• [Your task]:
Provide an exact transcription of all the records.

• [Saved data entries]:
-----
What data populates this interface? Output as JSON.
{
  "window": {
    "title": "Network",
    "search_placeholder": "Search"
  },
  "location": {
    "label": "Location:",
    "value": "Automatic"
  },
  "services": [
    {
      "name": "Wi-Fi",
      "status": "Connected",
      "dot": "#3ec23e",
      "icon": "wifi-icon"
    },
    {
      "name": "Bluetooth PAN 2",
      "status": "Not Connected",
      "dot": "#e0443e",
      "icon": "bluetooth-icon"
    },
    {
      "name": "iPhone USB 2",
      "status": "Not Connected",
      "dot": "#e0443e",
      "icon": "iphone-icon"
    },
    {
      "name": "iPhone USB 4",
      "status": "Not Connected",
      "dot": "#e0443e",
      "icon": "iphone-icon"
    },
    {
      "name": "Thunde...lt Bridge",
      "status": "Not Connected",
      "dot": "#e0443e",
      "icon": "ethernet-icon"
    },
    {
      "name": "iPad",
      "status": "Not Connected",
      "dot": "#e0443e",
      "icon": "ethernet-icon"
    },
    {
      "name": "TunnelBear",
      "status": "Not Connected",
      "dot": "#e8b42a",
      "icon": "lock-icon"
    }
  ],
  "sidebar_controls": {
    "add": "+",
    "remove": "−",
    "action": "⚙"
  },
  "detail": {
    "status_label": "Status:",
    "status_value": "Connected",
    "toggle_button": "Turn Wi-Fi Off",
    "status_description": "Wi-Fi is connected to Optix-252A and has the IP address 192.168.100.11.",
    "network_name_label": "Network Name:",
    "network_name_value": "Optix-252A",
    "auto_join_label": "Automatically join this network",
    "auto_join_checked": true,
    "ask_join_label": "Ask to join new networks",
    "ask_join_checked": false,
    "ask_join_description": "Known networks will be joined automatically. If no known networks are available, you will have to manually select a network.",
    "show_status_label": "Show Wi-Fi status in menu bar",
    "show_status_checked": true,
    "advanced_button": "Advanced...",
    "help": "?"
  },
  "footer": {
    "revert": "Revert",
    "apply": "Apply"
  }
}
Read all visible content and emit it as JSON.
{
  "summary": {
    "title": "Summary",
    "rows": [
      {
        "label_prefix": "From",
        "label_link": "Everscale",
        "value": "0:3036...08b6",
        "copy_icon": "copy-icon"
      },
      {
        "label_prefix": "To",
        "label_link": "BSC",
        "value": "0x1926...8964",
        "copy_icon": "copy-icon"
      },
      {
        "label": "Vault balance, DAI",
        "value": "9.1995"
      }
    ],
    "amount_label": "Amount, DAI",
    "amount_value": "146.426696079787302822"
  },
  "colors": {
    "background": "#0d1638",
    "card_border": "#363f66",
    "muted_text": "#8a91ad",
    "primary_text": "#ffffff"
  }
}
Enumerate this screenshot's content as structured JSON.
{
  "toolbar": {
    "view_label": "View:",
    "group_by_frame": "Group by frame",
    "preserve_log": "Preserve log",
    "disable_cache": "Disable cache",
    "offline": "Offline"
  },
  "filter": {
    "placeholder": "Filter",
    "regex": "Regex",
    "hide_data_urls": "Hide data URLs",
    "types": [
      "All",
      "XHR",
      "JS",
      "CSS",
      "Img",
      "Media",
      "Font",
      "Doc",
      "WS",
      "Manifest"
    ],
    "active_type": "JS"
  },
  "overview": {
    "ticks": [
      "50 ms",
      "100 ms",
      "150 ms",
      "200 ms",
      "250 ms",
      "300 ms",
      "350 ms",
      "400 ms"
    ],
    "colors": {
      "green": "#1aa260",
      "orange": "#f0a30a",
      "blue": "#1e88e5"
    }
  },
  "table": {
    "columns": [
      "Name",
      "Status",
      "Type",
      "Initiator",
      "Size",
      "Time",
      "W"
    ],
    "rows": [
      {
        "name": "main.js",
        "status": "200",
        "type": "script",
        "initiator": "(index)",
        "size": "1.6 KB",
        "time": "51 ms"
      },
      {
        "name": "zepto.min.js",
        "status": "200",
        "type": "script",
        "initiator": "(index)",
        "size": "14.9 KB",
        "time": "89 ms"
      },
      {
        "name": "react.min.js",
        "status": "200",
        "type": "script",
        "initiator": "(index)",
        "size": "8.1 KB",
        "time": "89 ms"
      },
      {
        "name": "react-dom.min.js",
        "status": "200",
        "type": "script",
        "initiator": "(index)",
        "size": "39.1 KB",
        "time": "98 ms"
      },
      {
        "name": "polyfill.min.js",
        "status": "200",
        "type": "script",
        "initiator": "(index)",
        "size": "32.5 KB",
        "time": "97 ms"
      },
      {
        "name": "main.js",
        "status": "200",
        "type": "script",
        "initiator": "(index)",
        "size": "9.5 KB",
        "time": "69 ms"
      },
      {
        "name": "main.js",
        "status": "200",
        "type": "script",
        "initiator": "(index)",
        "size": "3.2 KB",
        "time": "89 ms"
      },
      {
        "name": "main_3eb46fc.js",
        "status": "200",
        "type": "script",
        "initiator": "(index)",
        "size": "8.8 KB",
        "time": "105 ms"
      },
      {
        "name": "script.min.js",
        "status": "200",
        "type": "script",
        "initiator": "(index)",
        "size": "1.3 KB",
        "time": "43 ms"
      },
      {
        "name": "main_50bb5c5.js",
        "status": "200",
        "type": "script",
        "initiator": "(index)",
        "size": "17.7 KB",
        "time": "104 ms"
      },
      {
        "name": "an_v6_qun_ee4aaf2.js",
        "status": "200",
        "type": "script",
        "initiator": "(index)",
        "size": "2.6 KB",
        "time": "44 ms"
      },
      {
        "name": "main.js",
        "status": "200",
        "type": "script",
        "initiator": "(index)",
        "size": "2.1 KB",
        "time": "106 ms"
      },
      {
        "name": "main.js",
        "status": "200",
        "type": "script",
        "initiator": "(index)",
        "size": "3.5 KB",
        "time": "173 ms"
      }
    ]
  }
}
-----
• [Full output]:
What data populates this interface? Output as JSON.
{
  "window": {
    "title": "Network",
    "search_placeholder": "Search"
  },
  "location": {
    "label": "Location:",
    "value": "Automatic"
  },
  "services": [
    {
      "name": "Wi-Fi",
      "status": "Connected",
      "dot": "#3ec23e",
      "icon": "wifi-icon"
    },
    {
      "name": "Bluetooth PAN 2",
      "status": "Not Connected",
      "dot": "#e0443e",
      "icon": "bluetooth-icon"
    },
    {
      "name": "iPhone USB 2",
      "status": "Not Connected",
      "dot": "#e0443e",
      "icon": "iphone-icon"
    },
    {
      "name": "iPhone USB 4",
      "status": "Not Connected",
      "dot": "#e0443e",
      "icon": "iphone-icon"
    },
    {
      "name": "Thunde...lt Bridge",
      "status": "Not Connected",
      "dot": "#e0443e",
      "icon": "ethernet-icon"
    },
    {
      "name": "iPad",
      "status": "Not Connected",
      "dot": "#e0443e",
      "icon": "ethernet-icon"
    },
    {
      "name": "TunnelBear",
      "status": "Not Connected",
      "dot": "#e8b42a",
      "icon": "lock-icon"
    }
  ],
  "sidebar_controls": {
    "add": "+",
    "remove": "−",
    "action": "⚙"
  },
  "detail": {
    "status_label": "Status:",
    "status_value": "Connected",
    "toggle_button": "Turn Wi-Fi Off",
    "status_description": "Wi-Fi is connected to Optix-252A and has the IP address 192.168.100.11.",
    "network_name_label": "Network Name:",
    "network_name_value": "Optix-252A",
    "auto_join_label": "Automatically join this network",
    "auto_join_checked": true,
    "ask_join_label": "Ask to join new networks",
    "ask_join_checked": false,
    "ask_join_description": "Known networks will be joined automatically. If no known networks are available, you will have to manually select a network.",
    "show_status_label": "Show Wi-Fi status in menu bar",
    "show_status_checked": true,
    "advanced_button": "Advanced...",
    "help": "?"
  },
  "footer": {
    "revert": "Revert",
    "apply": "Apply"
  }
}
Read all visible content and emit it as JSON.
{
  "summary": {
    "title": "Summary",
    "rows": [
      {
        "label_prefix": "From",
        "label_link": "Everscale",
        "value": "0:3036...08b6",
        "copy_icon": "copy-icon"
      },
      {
        "label_prefix": "To",
        "label_link": "BSC",
        "value": "0x1926...8964",
        "copy_icon": "copy-icon"
      },
      {
        "label": "Vault balance, DAI",
        "value": "9.1995"
      }
    ],
    "amount_label": "Amount, DAI",
    "amount_value": "146.426696079787302822"
  },
  "colors": {
    "background": "#0d1638",
    "card_border": "#363f66",
    "muted_text": "#8a91ad",
    "primary_text": "#ffffff"
  }
}
Enumerate this screenshot's content as structured JSON.
{
  "toolbar": {
    "view_label": "View:",
    "group_by_frame": "Group by frame",
    "preserve_log": "Preserve log",
    "disable_cache": "Disable cache",
    "offline": "Offline"
  },
  "filter": {
    "placeholder": "Filter",
    "regex": "Regex",
    "hide_data_urls": "Hide data URLs",
    "types": [
      "All",
      "XHR",
      "JS",
      "CSS",
      "Img",
      "Media",
      "Font",
      "Doc",
      "WS",
      "Manifest"
    ],
    "active_type": "JS"
  },
  "overview": {
    "ticks": [
      "50 ms",
      "100 ms",
      "150 ms",
      "200 ms",
      "250 ms",
      "300 ms",
      "350 ms",
      "400 ms"
    ],
    "colors": {
      "green": "#1aa260",
      "orange": "#f0a30a",
      "blue": "#1e88e5"
    }
  },
  "table": {
    "columns": [
      "Name",
      "Status",
      "Type",
      "Initiator",
      "Size",
      "Time",
      "W"
    ],
    "rows": [
      {
        "name": "main.js",
        "status": "200",
        "type": "script",
        "initiator": "(index)",
        "size": "1.6 KB",
        "time": "51 ms"
      },
      {
        "name": "zepto.min.js",
        "status": "200",
        "type": "script",
        "initiator": "(index)",
        "size": "14.9 KB",
        "time": "89 ms"
      },
      {
        "name": "react.min.js",
        "status": "200",
        "type": "script",
        "initiator": "(index)",
        "size": "8.1 KB",
        "time": "89 ms"
      },
      {
        "name": "react-dom.min.js",
        "status": "200",
        "type": "script",
        "initiator": "(index)",
        "size": "39.1 KB",
        "time": "98 ms"
      },
      {
        "name": "polyfill.min.js",
        "status": "200",
        "type": "script",
        "initiator": "(index)",
        "size": "32.5 KB",
        "time": "97 ms"
      },
      {
        "name": "main.js",
        "status": "200",
        "type": "script",
        "initiator": "(index)",
        "size": "9.5 KB",
        "time": "69 ms"
      },
      {
        "name": "main.js",
        "status": "200",
        "type": "script",
        "initiator": "(index)",
        "size": "3.2 KB",
        "time": "89 ms"
      },
      {
        "name": "main_3eb46fc.js",
        "status": "200",
        "type": "script",
        "initiator": "(index)",
        "size": "8.8 KB",
        "time": "105 ms"
      },
      {
        "name": "script.min.js",
        "status": "200",
        "type": "script",
        "initiator": "(index)",
        "size": "1.3 KB",
        "time": "43 ms"
      },
      {
        "name": "main_50bb5c5.js",
        "status": "200",
        "type": "script",
        "initiator": "(index)",
        "size": "17.7 KB",
        "time": "104 ms"
      },
      {
        "name": "an_v6_qun_ee4aaf2.js",
        "status": "200",
        "type": "script",
        "initiator": "(index)",
        "size": "2.6 KB",
        "time": "44 ms"
      },
      {
        "name": "main.js",
        "status": "200",
        "type": "script",
        "initiator": "(index)",
        "size": "2.1 KB",
        "time": "106 ms"
      },
      {
        "name": "main.js",
        "status": "200",
        "type": "script",
        "initiator": "(index)",
        "size": "3.5 KB",
        "time": "173 ms"
      }
    ]
  }
}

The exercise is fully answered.